Extract:
Seth Cook (seth.cook@iied.org) is senior researcher in IIED's Natural Resources research group

The fruit market is dominated by a small number of varieties that can withstand long distance shipping and meet supermarket demands for uniformity (Photo: Dirk Loop, Creative Commons via Flickr)

The Itanoní Antojeria y Tortilleria in Oaxaca, Mexico may seem like an ordinary restaurant, but it's places like these that could be just what's needed to reclaim diversity in our fields, and on our plates. The restaurant makes its tortillas from eight different maize varieties sourced directly from local farmers and stone-ground by the cooks. 

Restaurants such as these – along with a growing assortment of similar initiatives, from farmers' markets to box schemes and heritage seed-saving efforts – are an urgently needed antidote to the seemingly inexorable momentum towards standardisation and uniformity in farming over the past few decades. 

Much of the food produced today is grown in monocultures – vast fields of a single crop – that make it easier to mechanise planting and harvesting, while meeting imperatives to maximise profits in competitive markets. 

Supermarket demands for standardisation in shipping, packaging and display put a premium on produce that is uniform in shape and appearance. Producers are under pressure to focus on a small number of crop varieties that meet these criteria – those that do not are rejected.

Appearance and high-performance dominates

The fruit market epitomises the dominance of a small number of varieties, favoured for their appearance and ability to withstand long distance shipping. There are more than 1,000 banana varieties in the world, but just one variety – the Cavendish – accounts for 95 per cent of the global banana export market.

Extracted records:
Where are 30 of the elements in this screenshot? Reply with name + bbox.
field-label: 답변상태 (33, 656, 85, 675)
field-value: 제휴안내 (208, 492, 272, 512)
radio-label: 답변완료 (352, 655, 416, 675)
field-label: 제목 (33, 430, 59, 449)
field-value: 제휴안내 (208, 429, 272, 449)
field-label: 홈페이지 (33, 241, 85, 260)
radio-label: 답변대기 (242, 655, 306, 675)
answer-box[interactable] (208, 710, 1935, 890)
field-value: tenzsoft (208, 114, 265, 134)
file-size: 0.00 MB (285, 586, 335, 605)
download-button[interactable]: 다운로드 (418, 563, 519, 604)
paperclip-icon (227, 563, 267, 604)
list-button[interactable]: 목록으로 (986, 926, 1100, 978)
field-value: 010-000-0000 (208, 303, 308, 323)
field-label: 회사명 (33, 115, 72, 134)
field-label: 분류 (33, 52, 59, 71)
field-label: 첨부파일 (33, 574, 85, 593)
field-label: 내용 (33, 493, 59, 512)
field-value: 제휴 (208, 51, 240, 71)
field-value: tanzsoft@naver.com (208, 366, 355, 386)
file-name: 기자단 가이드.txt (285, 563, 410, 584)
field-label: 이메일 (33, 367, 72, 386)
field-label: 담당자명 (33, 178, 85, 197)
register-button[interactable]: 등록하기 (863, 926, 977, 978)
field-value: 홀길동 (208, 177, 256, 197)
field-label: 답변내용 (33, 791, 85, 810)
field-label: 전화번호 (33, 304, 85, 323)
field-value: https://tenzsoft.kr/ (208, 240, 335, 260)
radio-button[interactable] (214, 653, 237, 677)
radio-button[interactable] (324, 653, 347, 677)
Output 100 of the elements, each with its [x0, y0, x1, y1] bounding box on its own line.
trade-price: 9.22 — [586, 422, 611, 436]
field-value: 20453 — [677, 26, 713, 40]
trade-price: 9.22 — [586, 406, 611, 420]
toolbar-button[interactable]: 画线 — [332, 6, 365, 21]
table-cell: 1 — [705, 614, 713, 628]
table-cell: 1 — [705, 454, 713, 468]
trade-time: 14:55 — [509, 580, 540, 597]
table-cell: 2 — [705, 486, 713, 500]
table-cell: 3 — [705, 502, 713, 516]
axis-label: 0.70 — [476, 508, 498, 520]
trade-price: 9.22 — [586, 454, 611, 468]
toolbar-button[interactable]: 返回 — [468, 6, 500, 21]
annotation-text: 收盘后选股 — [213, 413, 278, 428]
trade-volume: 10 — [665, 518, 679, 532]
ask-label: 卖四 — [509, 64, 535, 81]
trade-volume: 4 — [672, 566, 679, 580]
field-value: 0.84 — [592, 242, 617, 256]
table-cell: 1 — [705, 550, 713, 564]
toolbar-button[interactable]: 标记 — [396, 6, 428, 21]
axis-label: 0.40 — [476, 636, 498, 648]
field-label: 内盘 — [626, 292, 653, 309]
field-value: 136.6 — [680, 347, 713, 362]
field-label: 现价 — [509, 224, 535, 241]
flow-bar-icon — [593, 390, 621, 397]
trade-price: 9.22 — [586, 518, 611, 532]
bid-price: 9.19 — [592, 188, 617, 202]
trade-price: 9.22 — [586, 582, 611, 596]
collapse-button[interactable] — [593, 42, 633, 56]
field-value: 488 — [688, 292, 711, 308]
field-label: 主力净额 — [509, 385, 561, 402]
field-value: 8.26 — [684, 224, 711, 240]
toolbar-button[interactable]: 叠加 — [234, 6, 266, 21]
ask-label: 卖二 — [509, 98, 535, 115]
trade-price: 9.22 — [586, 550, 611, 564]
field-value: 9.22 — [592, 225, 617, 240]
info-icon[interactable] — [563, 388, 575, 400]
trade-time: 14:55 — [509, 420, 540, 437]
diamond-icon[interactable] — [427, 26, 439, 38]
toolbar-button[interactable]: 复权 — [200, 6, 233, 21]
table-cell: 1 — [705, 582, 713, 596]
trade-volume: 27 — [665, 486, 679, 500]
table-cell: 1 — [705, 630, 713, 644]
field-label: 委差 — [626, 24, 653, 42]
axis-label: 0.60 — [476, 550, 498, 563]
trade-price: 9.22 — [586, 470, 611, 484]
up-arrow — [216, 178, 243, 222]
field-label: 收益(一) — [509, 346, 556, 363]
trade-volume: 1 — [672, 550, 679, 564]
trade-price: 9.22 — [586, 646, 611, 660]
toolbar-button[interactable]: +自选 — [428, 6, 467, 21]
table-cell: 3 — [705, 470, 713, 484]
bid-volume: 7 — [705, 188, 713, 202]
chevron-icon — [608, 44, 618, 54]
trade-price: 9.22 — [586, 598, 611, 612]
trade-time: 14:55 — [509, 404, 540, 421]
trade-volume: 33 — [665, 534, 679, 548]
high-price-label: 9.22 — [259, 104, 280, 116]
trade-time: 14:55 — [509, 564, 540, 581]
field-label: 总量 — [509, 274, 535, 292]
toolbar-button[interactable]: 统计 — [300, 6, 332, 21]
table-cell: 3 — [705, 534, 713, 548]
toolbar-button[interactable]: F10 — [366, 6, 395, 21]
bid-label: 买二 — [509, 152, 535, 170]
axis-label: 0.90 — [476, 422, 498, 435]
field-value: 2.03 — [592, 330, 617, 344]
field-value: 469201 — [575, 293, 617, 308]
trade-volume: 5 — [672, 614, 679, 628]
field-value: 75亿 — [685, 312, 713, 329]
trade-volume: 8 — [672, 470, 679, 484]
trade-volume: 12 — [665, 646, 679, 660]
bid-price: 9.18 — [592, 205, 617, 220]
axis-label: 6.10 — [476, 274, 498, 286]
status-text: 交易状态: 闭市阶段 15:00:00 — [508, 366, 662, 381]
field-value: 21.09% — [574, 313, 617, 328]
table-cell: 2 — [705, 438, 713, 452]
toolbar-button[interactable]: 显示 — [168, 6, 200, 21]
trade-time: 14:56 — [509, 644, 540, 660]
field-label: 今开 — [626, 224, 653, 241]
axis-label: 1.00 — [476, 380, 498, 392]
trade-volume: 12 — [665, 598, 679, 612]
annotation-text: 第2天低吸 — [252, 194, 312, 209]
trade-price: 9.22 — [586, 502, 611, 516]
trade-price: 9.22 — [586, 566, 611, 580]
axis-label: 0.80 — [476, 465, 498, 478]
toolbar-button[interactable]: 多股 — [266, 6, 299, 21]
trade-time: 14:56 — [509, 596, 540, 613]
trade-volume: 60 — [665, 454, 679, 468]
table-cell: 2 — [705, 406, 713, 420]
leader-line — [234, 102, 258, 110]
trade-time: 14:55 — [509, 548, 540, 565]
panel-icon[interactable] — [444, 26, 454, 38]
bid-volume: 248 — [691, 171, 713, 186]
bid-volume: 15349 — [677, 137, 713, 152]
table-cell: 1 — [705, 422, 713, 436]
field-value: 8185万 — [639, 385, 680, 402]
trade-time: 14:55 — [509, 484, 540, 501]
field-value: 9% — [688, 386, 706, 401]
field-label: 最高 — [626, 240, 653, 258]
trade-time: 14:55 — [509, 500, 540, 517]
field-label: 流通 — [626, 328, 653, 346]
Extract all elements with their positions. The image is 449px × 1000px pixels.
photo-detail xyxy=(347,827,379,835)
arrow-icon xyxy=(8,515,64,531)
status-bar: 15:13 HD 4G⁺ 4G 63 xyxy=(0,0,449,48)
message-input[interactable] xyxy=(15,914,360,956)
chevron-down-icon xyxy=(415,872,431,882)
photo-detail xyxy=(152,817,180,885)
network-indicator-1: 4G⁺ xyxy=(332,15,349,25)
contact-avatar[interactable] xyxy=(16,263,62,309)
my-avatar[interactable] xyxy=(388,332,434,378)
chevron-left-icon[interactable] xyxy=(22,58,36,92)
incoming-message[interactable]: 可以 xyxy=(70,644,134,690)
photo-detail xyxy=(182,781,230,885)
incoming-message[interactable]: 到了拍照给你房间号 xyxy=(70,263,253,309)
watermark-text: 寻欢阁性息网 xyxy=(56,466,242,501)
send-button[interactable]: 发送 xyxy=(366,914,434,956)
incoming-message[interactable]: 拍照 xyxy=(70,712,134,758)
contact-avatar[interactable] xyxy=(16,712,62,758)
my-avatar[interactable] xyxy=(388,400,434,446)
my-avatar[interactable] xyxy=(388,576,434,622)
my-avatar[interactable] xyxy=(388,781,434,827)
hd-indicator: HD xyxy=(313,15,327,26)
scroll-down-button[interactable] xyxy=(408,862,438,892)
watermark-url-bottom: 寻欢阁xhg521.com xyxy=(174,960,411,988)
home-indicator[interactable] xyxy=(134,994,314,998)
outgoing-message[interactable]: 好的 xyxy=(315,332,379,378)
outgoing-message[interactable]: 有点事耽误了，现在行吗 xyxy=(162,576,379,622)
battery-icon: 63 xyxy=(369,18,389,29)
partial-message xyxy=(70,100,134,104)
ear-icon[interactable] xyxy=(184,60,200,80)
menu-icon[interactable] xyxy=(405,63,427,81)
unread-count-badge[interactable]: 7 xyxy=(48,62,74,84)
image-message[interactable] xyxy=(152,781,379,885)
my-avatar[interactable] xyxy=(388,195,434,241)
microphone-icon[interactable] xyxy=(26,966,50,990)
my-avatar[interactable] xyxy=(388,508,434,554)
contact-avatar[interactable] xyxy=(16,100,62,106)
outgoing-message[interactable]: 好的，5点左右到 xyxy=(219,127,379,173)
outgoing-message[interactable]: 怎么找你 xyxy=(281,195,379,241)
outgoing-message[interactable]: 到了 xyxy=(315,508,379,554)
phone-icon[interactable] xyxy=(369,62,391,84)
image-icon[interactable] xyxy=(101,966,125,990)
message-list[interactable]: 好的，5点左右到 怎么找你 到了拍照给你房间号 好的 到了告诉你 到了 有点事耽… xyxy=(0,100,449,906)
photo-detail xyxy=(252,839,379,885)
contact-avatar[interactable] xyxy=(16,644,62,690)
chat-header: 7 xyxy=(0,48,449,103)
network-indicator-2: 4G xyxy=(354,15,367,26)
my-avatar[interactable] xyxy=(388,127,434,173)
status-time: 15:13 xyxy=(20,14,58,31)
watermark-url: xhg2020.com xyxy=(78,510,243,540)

To do:
1. Name the areas in which, according to the crop diversity article, supermarkets demand standardization.
2. Retype the portion of the crop diversity article starting at "Supermarket demands for standardisation" and ending at "banana export market.".
3. Continue the crop diversity article from the point where it stops.

Answers below:
1. Shipping, packaging and display.

2.
Supermarket demands for standardisation in shipping, packaging and display put a premium on produce that is uniform in shape and appearance. Producers are under pressure to focus on a small number of crop varieties that meet these criteria – those that do not are rejected.

Appearance and high-performance dominates

The fruit market epitomises the dominance of a small number of varieties, favoured for their appearance and ability to withstand long distance shipping. There are more than 1,000 banana varieties in the world, but just one variety – the Cavendish – accounts for 95 per cent of the global banana export market.

3.
Only four commercial varieties of apples – Golden Delicious, Red Delicious, Gala and Granny Smith – currently make up 90 per cent of the world market. Of the 2,500 types of pears that were grown in the past, just two account for 96 per cent of the market.

The same trends are operating in animal husbandry. A small number of high-performance breeds have spread throughout the world since the mid-20th century, in many cases replacing local breeds. These include Rhode Island Red and Leghorn chickens, Large White, Duroc and Landrace pigs, Saanen goats and Holstein Friesian and Jersey cattle.

Local varieties at risk

The result is that the many local varieties and breeds – plants and animals well-adapted to their local conditions and therefore less reliant on chemical fertilisers, pesticides and antibiotics – have been replaced by a small number of "improved" ones.

In Sri Lanka, some 2,000 varieties of rice were grown up until 1959; 40 years later only five varieties dominated production. Some 30,000 varieties of rice were once grown in India; today less than ten varieties account for more than 75 per cent of production.

In the livestock sector, an increasing number of local breeds are also at risk of displacement. For instance, of the 14 local pig breeds in Vietnam, five are considered vulnerable, two are in a critical state, and three are at risk of extinction.

Globally, nearly 17 per cent of livestock breeds are at risk of extinction. Many of these are indigenous breeds that are an important part of agricultural and pastoral traditions, even if they are not as productive under favourable circumstances as exotic breeds. Local breeds tend to be less costly to raise than exotic breeds, and are more able to survive and reproduce in harsh climates.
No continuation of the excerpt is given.